::: Records supplied :::

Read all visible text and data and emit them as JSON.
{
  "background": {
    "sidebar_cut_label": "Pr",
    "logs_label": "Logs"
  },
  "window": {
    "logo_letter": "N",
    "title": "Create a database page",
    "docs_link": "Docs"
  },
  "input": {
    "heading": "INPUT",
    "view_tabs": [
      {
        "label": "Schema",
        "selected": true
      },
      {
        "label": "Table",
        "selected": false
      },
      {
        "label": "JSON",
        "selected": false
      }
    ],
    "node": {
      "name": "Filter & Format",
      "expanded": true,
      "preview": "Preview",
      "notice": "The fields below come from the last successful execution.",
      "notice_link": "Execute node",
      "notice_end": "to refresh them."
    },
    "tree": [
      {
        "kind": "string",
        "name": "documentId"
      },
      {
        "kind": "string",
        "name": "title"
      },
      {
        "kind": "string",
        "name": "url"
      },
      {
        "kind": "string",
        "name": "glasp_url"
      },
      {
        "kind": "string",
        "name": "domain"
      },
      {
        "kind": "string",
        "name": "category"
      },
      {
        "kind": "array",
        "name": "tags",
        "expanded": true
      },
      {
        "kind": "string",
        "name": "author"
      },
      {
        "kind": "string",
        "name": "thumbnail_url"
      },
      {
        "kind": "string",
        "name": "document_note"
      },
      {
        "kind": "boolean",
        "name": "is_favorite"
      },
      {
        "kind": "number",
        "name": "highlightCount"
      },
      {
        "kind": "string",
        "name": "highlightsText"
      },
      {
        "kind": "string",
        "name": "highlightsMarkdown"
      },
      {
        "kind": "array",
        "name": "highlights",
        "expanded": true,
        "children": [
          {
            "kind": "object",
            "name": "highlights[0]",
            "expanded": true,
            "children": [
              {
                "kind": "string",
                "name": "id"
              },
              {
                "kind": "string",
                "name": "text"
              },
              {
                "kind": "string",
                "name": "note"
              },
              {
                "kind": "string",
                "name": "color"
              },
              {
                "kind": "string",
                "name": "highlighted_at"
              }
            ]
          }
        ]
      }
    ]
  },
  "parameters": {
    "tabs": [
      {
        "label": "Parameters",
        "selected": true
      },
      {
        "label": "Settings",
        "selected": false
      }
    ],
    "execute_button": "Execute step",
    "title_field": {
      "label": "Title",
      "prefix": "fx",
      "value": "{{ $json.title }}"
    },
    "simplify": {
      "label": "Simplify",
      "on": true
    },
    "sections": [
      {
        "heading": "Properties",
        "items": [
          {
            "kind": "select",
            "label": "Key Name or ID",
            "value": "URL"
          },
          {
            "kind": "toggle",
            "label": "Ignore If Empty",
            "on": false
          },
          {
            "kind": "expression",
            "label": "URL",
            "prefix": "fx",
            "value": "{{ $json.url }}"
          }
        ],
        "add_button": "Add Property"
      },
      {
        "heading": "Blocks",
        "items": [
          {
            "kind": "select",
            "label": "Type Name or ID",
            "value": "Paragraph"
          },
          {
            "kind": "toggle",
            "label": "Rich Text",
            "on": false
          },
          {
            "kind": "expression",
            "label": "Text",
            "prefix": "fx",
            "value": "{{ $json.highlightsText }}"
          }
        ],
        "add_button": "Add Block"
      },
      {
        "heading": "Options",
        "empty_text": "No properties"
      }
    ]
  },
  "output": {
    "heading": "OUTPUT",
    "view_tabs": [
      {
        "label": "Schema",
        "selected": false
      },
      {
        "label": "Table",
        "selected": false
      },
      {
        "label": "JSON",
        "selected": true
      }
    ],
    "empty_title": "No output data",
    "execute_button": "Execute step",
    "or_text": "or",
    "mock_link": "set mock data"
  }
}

:::

**Problem**
Please output the entire listing exactly as it stands.

**Answer to this exercise**
Read all visible text and data and emit them as JSON.
{
  "background": {
    "sidebar_cut_label": "Pr",
    "logs_label": "Logs"
  },
  "window": {
    "logo_letter": "N",
    "title": "Create a database page",
    "docs_link": "Docs"
  },
  "input": {
    "heading": "INPUT",
    "view_tabs": [
      {
        "label": "Schema",
        "selected": true
      },
      {
        "label": "Table",
        "selected": false
      },
      {
        "label": "JSON",
        "selected": false
      }
    ],
    "node": {
      "name": "Filter & Format",
      "expanded": true,
      "preview": "Preview",
      "notice": "The fields below come from the last successful execution.",
      "notice_link": "Execute node",
      "notice_end": "to refresh them."
    },
    "tree": [
      {
        "kind": "string",
        "name": "documentId"
      },
      {
        "kind": "string",
        "name": "title"
      },
      {
        "kind": "string",
        "name": "url"
      },
      {
        "kind": "string",
        "name": "glasp_url"
      },
      {
        "kind": "string",
        "name": "domain"
      },
      {
        "kind": "string",
        "name": "category"
      },
      {
        "kind": "array",
        "name": "tags",
        "expanded": true
      },
      {
        "kind": "string",
        "name": "author"
      },
      {
        "kind": "string",
        "name": "thumbnail_url"
      },
      {
        "kind": "string",
        "name": "document_note"
      },
      {
        "kind": "boolean",
        "name": "is_favorite"
      },
      {
        "kind": "number",
        "name": "highlightCount"
      },
      {
        "kind": "string",
        "name": "highlightsText"
      },
      {
        "kind": "string",
        "name": "highlightsMarkdown"
      },
      {
        "kind": "array",
        "name": "highlights",
        "expanded": true,
        "children": [
          {
            "kind": "object",
            "name": "highlights[0]",
            "expanded": true,
            "children": [
              {
                "kind": "string",
                "name": "id"
              },
              {
                "kind": "string",
                "name": "text"
              },
              {
                "kind": "string",
                "name": "note"
              },
              {
                "kind": "string",
                "name": "color"
              },
              {
                "kind": "string",
                "name": "highlighted_at"
              }
            ]
          }
        ]
      }
    ]
  },
  "parameters": {
    "tabs": [
      {
        "label": "Parameters",
        "selected": true
      },
      {
        "label": "Settings",
        "selected": false
      }
    ],
    "execute_button": "Execute step",
    "title_field": {
      "label": "Title",
      "prefix": "fx",
      "value": "{{ $json.title }}"
    },
    "simplify": {
      "label": "Simplify",
      "on": true
    },
    "sections": [
      {
        "heading": "Properties",
        "items": [
          {
            "kind": "select",
            "label": "Key Name or ID",
            "value": "URL"
          },
          {
            "kind": "toggle",
            "label": "Ignore If Empty",
            "on": false
          },
          {
            "kind": "expression",
            "label": "URL",
            "prefix": "fx",
            "value": "{{ $json.url }}"
          }
        ],
        "add_button": "Add Property"
      },
      {
        "heading": "Blocks",
        "items": [
          {
            "kind": "select",
            "label": "Type Name or ID",
            "value": "Paragraph"
          },
          {
            "kind": "toggle",
            "label": "Rich Text",
            "on": false
          },
          {
            "kind": "expression",
            "label": "Text",
            "prefix": "fx",
            "value": "{{ $json.highlightsText }}"
          }
        ],
        "add_button": "Add Block"
      },
      {
        "heading": "Options",
        "empty_text": "No properties"
      }
    ]
  },
  "output": {
    "heading": "OUTPUT",
    "view_tabs": [
      {
        "label": "Schema",
        "selected": false
      },
      {
        "label": "Table",
        "selected": false
      },
      {
        "label": "JSON",
        "selected": true
      }
    ],
    "empty_title": "No output data",
    "execute_button": "Execute step",
    "or_text": "or",
    "mock_link": "set mock data"
  }
}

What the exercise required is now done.